# OBJECTIFS
- A) Dans le texte sur le xiaoshuo, résumez sous forme de liste le paragraphe qui commence par « Instaurée en 959 » en gardant ses faits principaux.
- B) D'après le texte sur le xiaoshuo, à quel moment l'ordre d'imprimer le Taiping Guangji fut-il donné ?
- C) Prolongez le texte sur le xiaoshuo à partir de l'endroit où il s'arrête.

# TEXTE
-=-=-=-=-
Histoire littéraire

 
 
 
          

 

 

Brève histoire du xiaoshuo et de ses diverses formes,

de la nouvelle au roman

par Brigitte Duzan, 25 avril 2015

                                             

II. Les huaben et le pinghua sous les Song

                    

Instaurée en 959 après une période de division d’une cinquantaine d’années, la dynastie des Song est marquée par de profonds bouleversements sociaux qui ont influé sur le développement d’une littérature populaire, de nature orale, destinée au divertissement du petit peuple des villes, en pleine expansion, et qui est fondée en grande partie sur l’art des conteurs. Les xiaoshuo traditionnels en langue classique, en revanche, n’ont plus la fraîcheur ni l’inventivité d’antan.

                    

1.       Continuation du xiaoxhuo classique

                    

Les recueils des Song du Nord

                    

Le premier et le plus vaste recueil compilé au début de la dynastie des Song est l’encyclopédie de quelque 500 volumes ou juǎn (), commandée par l’empereur Taizong au printemps de la seconde année après la réunification de l’empire (977) et gravée pendant l’ère Taiping Xingguo (太平兴国), d'où son nom : le Taiping Guangji (太平广记), ou « Vaste recueil de l’ère de la Grande Paix ». C’est au printemps 981 qu’ordre fut donné de l’imprimer. Cependant, comme certains émirent des doutes sur son utilité, les planches furent remisées, et les

 

Le Taiping Guangji

contemporains furent très peu nombreux à pouvoir les consulter.

                    

C’est pourtant une collection inestimable qui comporte des xiaoshuo remontant jusqu’aux anecdotes de la dynastie des Han. Comme la plupart des originaux ont disparu, c’est aujourd’hui encore une anthologie unique.

                   

L’un des personnages du Jianghuai Yiren lu

 (Pan Yi)
-=-=-=-=-
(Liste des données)
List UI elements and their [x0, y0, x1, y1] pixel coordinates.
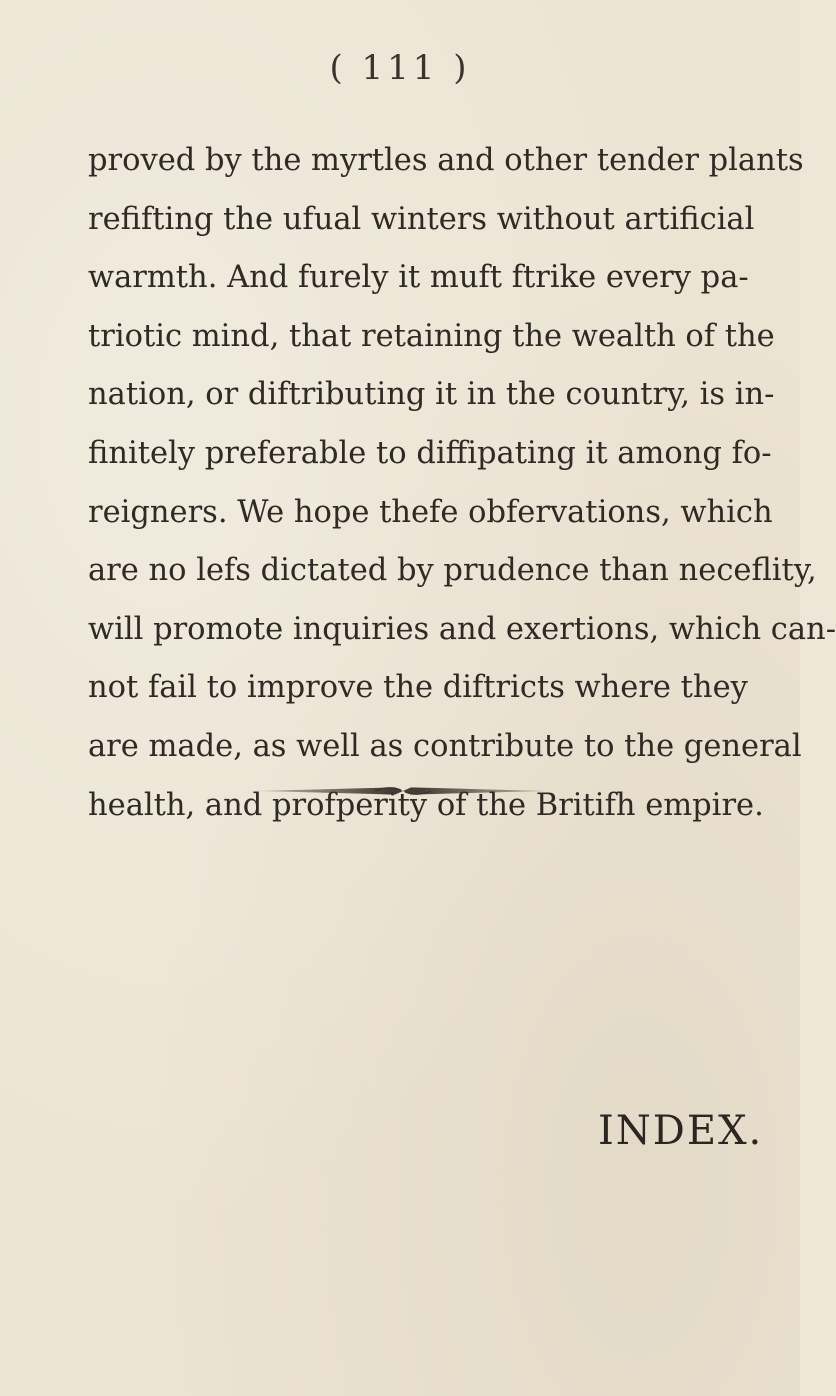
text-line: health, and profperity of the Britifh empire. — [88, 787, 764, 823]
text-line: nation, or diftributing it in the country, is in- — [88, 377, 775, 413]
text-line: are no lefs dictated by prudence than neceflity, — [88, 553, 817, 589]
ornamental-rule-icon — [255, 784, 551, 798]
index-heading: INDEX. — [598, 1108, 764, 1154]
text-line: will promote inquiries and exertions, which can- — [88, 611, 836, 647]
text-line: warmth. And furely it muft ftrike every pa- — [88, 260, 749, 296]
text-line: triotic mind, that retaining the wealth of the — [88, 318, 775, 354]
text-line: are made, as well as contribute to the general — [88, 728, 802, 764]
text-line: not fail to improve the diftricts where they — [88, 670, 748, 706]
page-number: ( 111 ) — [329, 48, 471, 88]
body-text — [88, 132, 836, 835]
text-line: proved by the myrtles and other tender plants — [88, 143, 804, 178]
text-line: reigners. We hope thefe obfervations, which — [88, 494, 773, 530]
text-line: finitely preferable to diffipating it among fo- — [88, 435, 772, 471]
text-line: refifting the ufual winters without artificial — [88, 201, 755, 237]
-=-=-=-=-
# RÉSULTATS
- A)
- La dynastie des Song est instaurée en 959, après une cinquantaine d'années de division.
- De profonds bouleversements sociaux marquent cette période.
- Ces bouleversements favorisent une littérature populaire et orale.
- Cette littérature divertit le petit peuple des villes, alors en pleine expansion, et repose en grande partie sur l'art des conteurs.
- Les xiaoshuo traditionnels en langue classique ont perdu leur fraîcheur et leur inventivité d'antan.

- B) Au printemps 981.

- C)
Douze personnes y ont travaillé. Parmi ces compilateurs, deux ont aussi écrit des contes qui nous sont parvenus. Le premier, Xu Xuan (徐铉), né en 916, était à l’origine membre de l’académie Hanlin dans le royaume des Tang du Sud [1] ; quand le royaume fut annexé par les Song, il partit à la nouvelle capitale et y fut nommé censeur impérial. Il avait commencé à écrire des chuanqi bien avant et, en vingt ans, il a composé les six volumes de ses « Recherches sur les esprits » ou Jishen lu (《稽神录》) qui comprend 150 histoires, dont certaines furent incluses dans le Taiping Guangji.

                    

Le second, Wu Shu (吴淑), était le gendre du premier, et il était historiographe et réviseur de la bibliothèque royale sous les Tang du Sud. Il a écrit un ouvrage intéressant en trois volumes : « Mémoire sur des personnages hors du commun des vallées du Yangzi et de la Huai » ou Jianghuai Yiren lu  (《江淮异人录》)  dont vingt-cinq chapitres se trouvent dans l’encyclopédie Yongle (《永乐大典》) ;

ils décrivent autant de personnages qui sont des prêtres et magiciens taoïstes, mais aussi des redresseurs de torts, des xia ().  

                    

Wu Shu est à replacer dans la lignée de Duan Chengshi (段成式) qui, sous les Tang (au 9ème siècle), a consacré un chapitre de ses « Mélanges Youyang » (《酉阳杂俎》) à l’histoire de « bandits d’honneur » (《盗侠》). Mais il s’agissait d’histoires isolées. Wu Shu, au contraire, crée dans son ouvrage tout un univers chimérique imaginaire de personnages étranges. Il est le premier à le faire, préfigurant ainsi le monde marginal du jianghu, les "fleuves et lacs" emblématiques du roman « Au Bord de l’eau » (水浒传).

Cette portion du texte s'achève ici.